Records for this task —
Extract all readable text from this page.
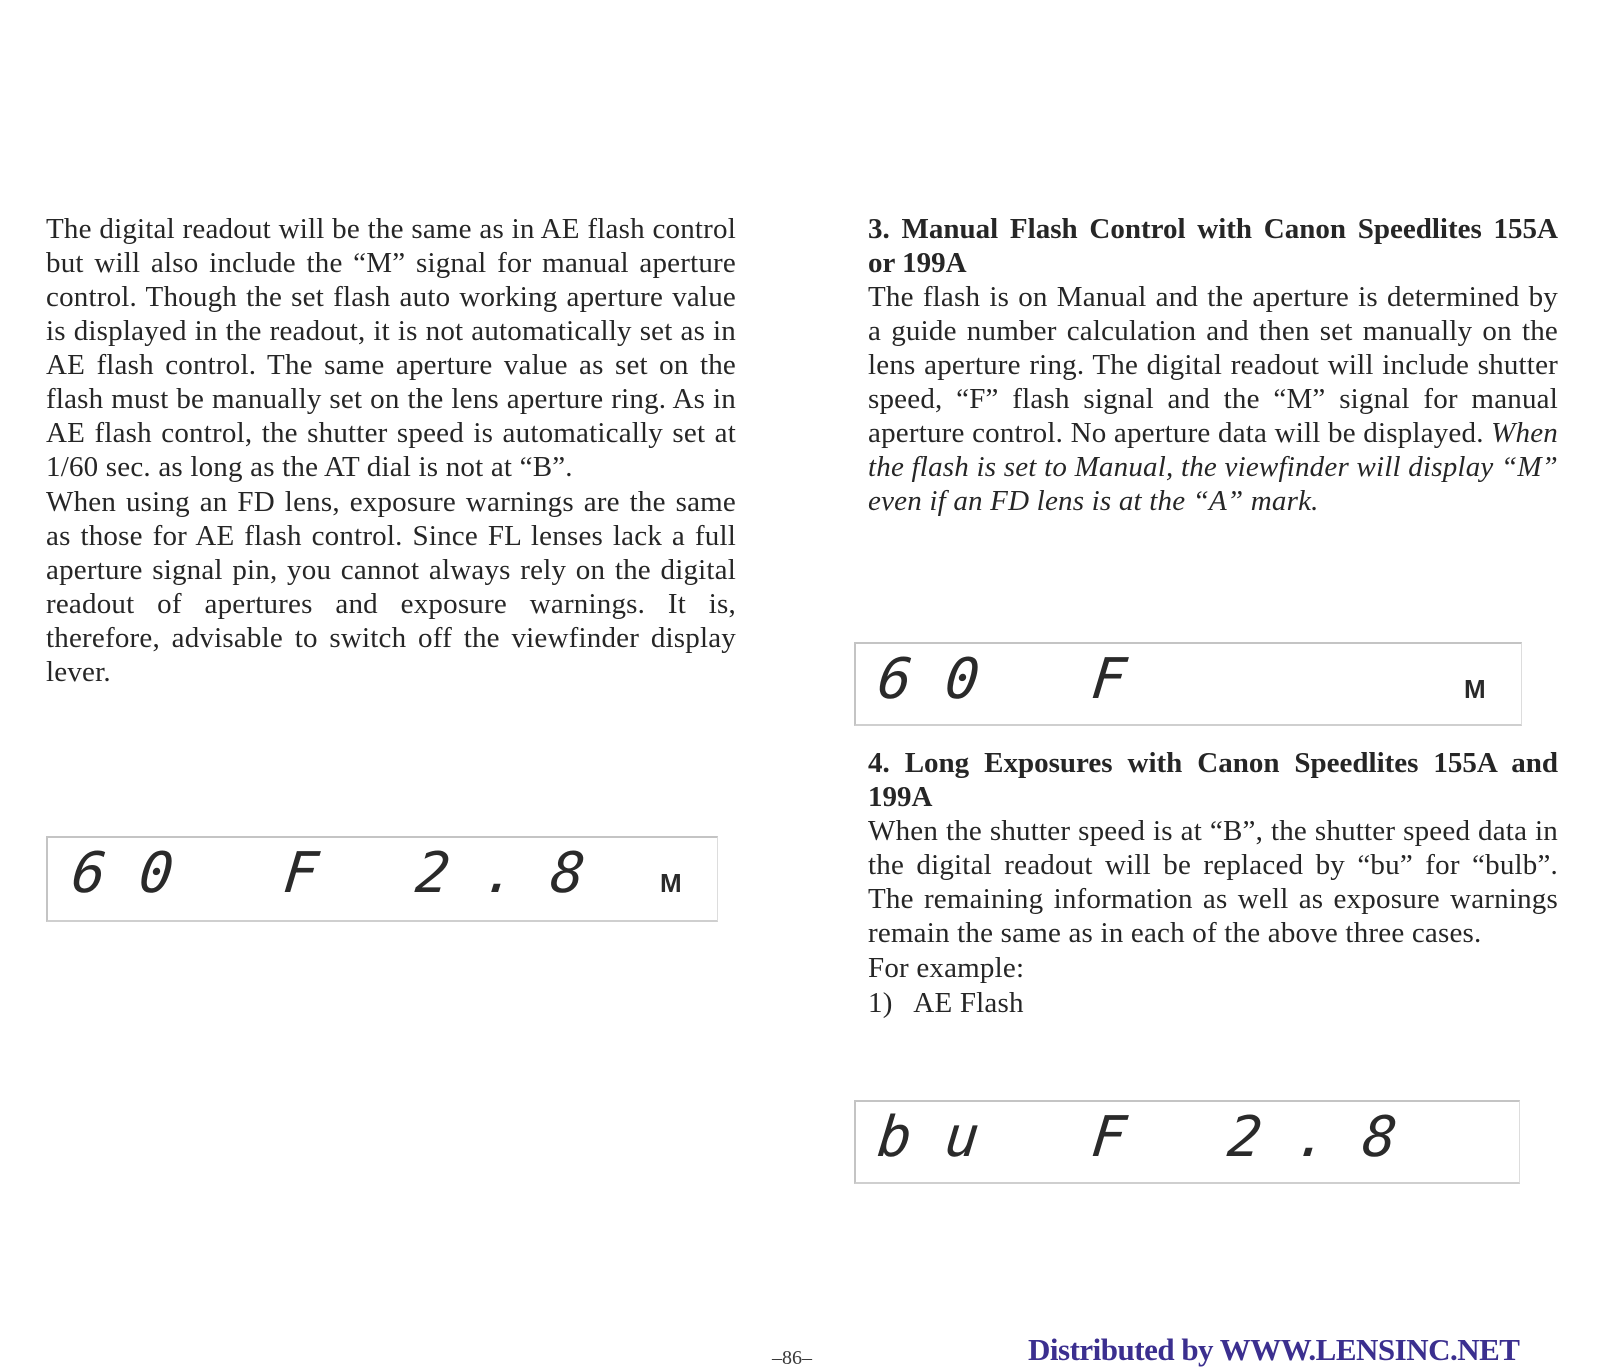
The digital readout will be the same as in AE flash control but will also include the “M” signal for manual aperture control. Though the set flash auto working aperture value is displayed in the readout, it is not automatically set as in AE flash control. The same aperture value as set on the flash must be manually set on the lens aperture ring. As in AE flash control, the shutter speed is automatically set at 1/60 sec. as long as the AT dial is not at “B”.

When using an FD lens, exposure warnings are the same as those for AE flash control. Since FL lenses lack a full aperture signal pin, you cannot always rely on the digital readout of apertures and exposure warnings. It is, therefore, advisable to switch off the viewfinder display lever.

6 0 F 2 . 8	M
3. Manual Flash Control with Canon Speedlites 155A or 199A

The flash is on Manual and the aperture is determined by a guide number calculation and then set manually on the lens aperture ring. The digital readout will include shutter speed, “F” flash signal and the “M” signal for manual aperture control. No aperture data will be displayed. When the flash is set to Manual, the viewfinder will display “M” even if an FD lens is at the “A” mark.

6 0 F	M
4. Long Exposures with Canon Speedlites 155A and 199A

When the shutter speed is at “B”, the shutter speed data in the digital readout will be replaced by “bu” for “bulb”. The remaining information as well as exposure warnings remain the same as in each of the above three cases.

For example:

1)   AE Flash

b u F 2 . 8
–86–	Distributed by WWW.LENSINC.NET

Exercise instructions —
Write out the entries above word for word. Do not include the pictures.

Complete answer —
Extract all readable text from this page.
The digital readout will be the same as in AE flash control but will also include the “M” signal for manual aperture control. Though the set flash auto working aperture value is displayed in the readout, it is not automatically set as in AE flash control. The same aperture value as set on the flash must be manually set on the lens aperture ring. As in AE flash control, the shutter speed is automatically set at 1/60 sec. as long as the AT dial is not at “B”.

When using an FD lens, exposure warnings are the same as those for AE flash control. Since FL lenses lack a full aperture signal pin, you cannot always rely on the digital readout of apertures and exposure warnings. It is, therefore, advisable to switch off the viewfinder display lever.

6 0 F 2 . 8	M
3. Manual Flash Control with Canon Speedlites 155A or 199A

The flash is on Manual and the aperture is determined by a guide number calculation and then set manually on the lens aperture ring. The digital readout will include shutter speed, “F” flash signal and the “M” signal for manual aperture control. No aperture data will be displayed. When the flash is set to Manual, the viewfinder will display “M” even if an FD lens is at the “A” mark.

6 0 F	M
4. Long Exposures with Canon Speedlites 155A and 199A

When the shutter speed is at “B”, the shutter speed data in the digital readout will be replaced by “bu” for “bulb”. The remaining information as well as exposure warnings remain the same as in each of the above three cases.

For example:

1)   AE Flash

b u F 2 . 8
–86–	Distributed by WWW.LENSINC.NET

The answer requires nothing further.